- **Work to be completed**:
Among the lines below, count those with "text". Give the total alone.
━━━ Dataset entries ━━━
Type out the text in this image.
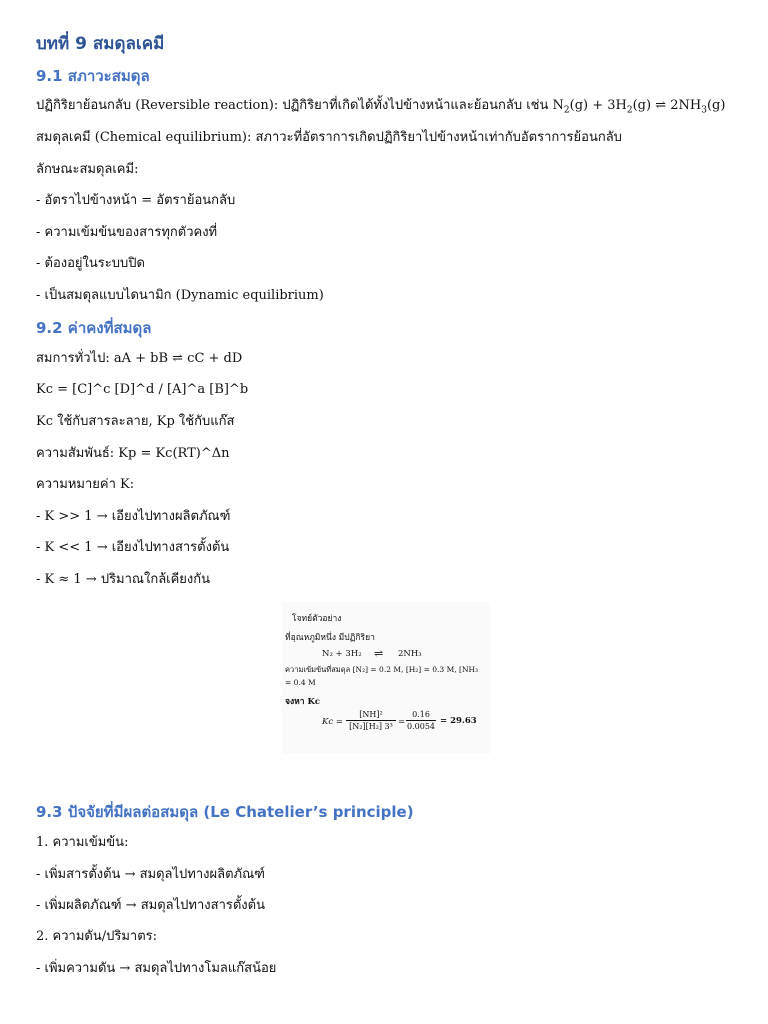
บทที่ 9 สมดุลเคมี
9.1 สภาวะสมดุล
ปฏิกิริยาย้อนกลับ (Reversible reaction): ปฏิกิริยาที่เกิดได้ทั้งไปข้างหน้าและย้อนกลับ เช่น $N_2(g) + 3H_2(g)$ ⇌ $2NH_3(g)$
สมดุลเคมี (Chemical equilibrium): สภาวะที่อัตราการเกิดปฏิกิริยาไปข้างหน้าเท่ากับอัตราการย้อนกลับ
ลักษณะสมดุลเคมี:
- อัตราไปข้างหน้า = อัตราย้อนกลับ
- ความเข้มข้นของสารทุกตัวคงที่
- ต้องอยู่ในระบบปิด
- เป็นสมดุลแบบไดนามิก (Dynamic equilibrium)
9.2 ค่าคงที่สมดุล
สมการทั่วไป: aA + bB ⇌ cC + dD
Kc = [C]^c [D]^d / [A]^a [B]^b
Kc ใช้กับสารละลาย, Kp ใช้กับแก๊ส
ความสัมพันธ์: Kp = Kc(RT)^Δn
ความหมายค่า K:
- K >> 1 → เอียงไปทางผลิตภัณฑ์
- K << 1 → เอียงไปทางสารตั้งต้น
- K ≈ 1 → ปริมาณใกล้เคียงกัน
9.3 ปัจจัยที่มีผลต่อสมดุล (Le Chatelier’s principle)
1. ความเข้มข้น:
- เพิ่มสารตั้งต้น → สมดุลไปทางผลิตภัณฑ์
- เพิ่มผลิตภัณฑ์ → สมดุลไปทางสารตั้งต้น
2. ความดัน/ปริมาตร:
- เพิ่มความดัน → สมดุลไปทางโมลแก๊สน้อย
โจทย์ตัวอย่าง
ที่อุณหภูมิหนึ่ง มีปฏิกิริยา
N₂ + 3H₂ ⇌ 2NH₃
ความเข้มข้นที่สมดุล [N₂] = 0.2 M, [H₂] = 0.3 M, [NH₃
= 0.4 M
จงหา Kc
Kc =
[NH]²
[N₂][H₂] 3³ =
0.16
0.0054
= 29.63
━━━
━━━ Dataset entries ━━━
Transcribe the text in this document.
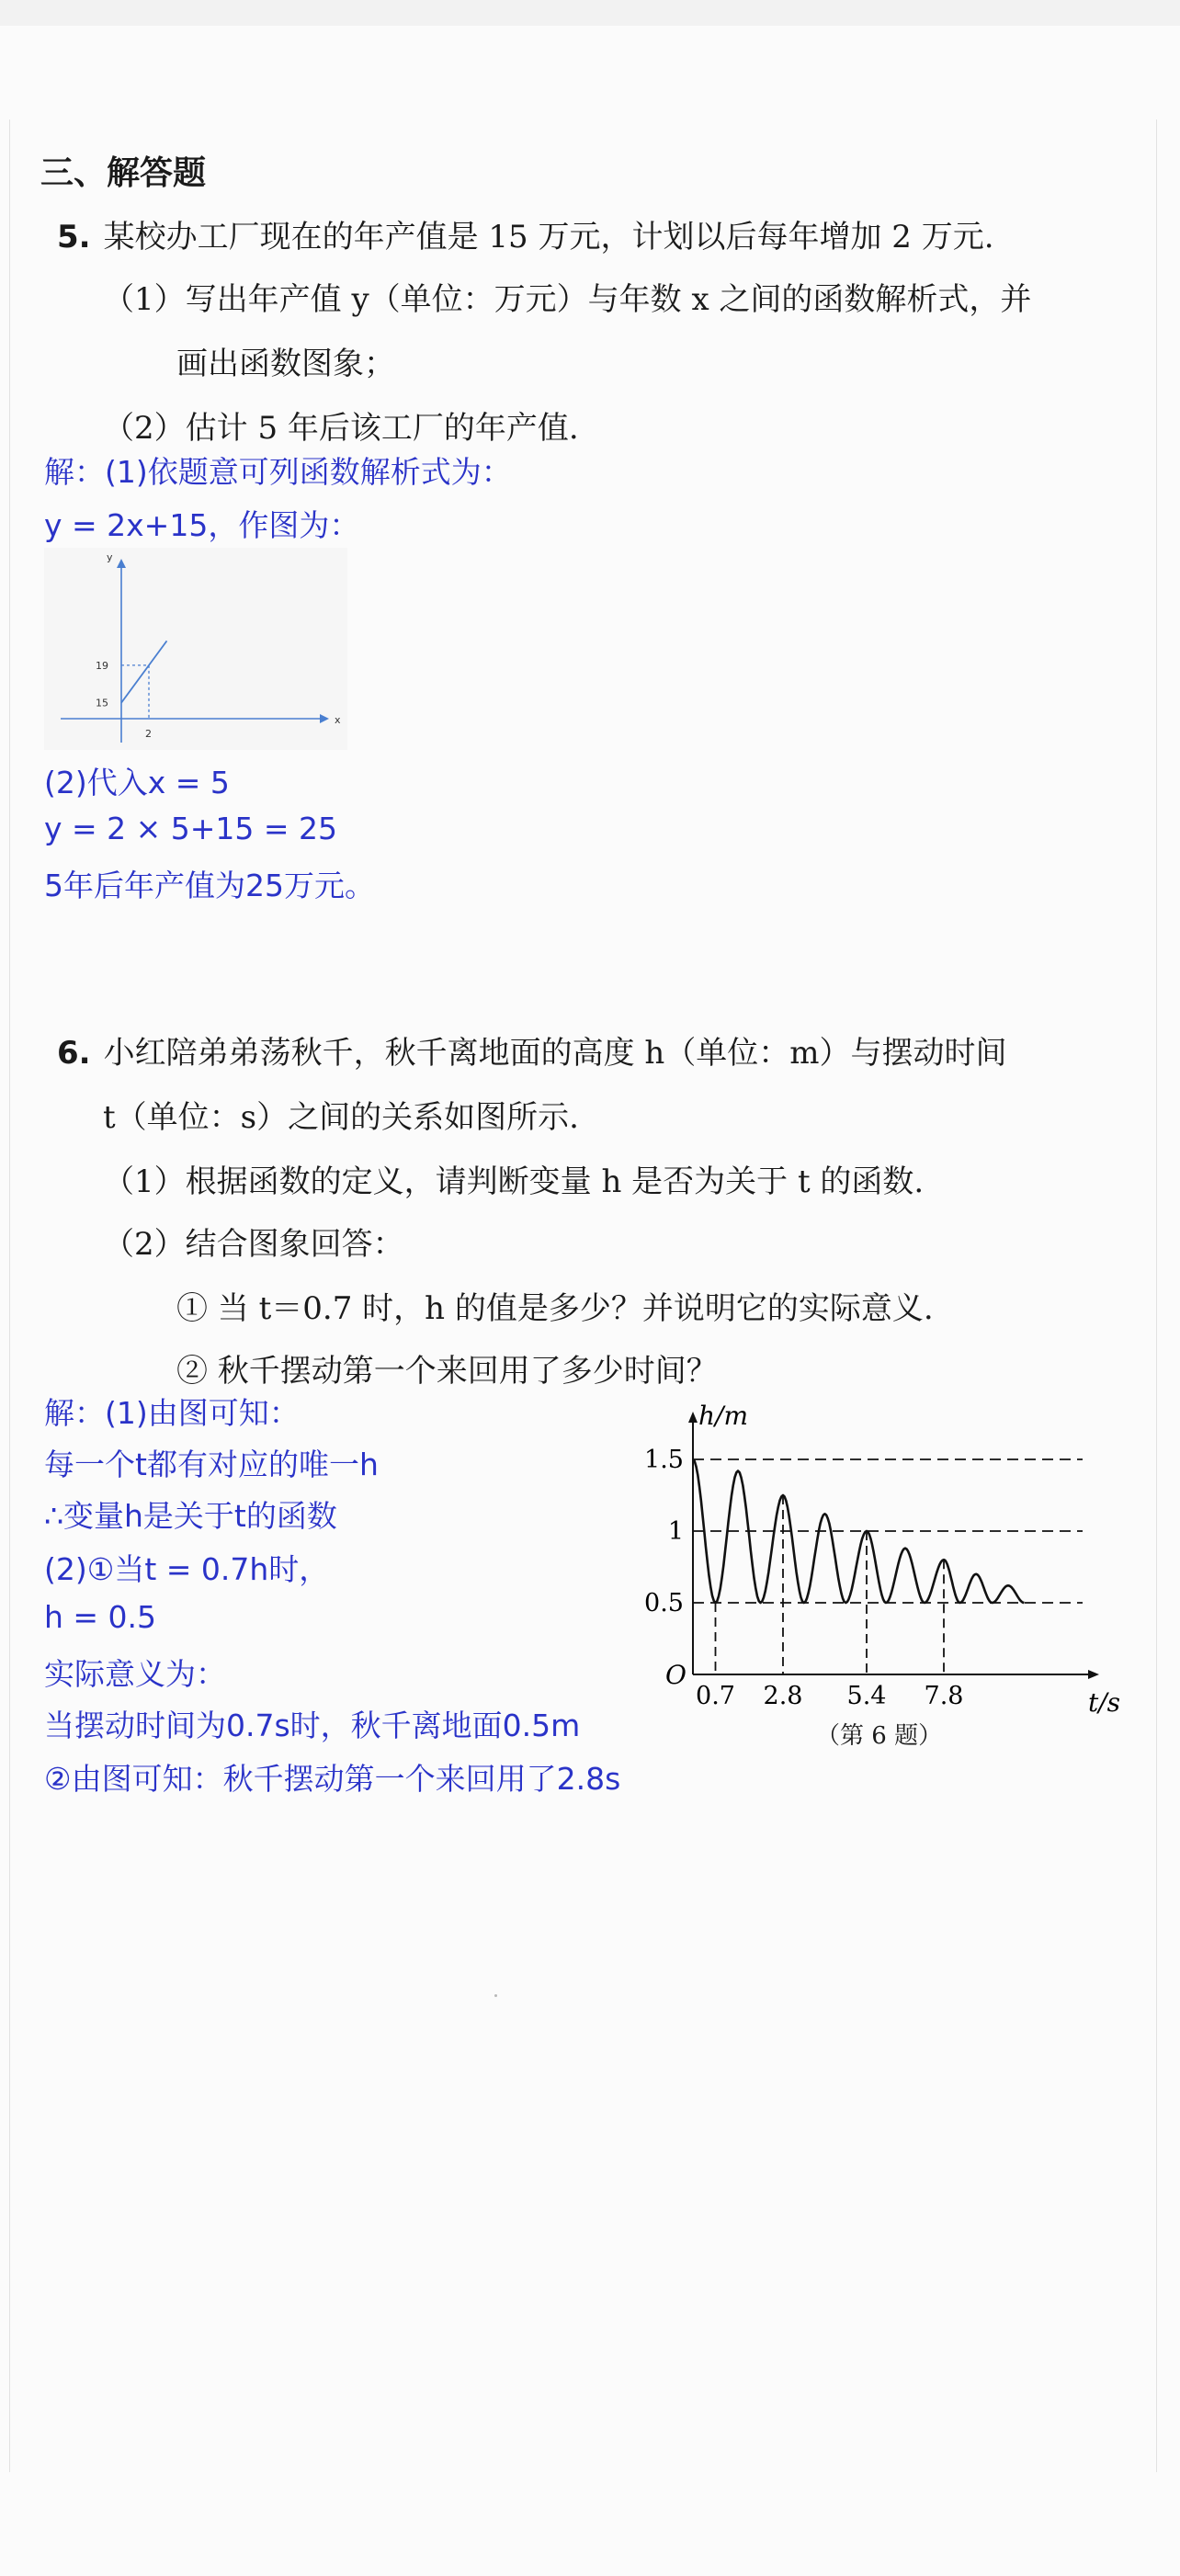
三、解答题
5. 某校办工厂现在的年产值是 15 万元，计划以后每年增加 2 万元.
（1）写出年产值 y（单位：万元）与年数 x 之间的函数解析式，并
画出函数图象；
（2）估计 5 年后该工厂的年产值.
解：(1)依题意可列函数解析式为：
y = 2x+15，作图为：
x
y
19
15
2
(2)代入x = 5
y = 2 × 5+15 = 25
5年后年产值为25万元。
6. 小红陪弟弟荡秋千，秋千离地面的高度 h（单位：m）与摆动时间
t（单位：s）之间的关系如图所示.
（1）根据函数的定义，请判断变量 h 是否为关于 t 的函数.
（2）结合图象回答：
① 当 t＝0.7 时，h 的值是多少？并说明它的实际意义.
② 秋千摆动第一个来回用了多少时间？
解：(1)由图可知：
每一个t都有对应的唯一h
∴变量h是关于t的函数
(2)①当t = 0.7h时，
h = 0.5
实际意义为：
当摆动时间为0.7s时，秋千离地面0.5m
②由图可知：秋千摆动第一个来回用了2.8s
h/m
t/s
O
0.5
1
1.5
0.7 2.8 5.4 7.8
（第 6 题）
━━━
- **Correct response**:
2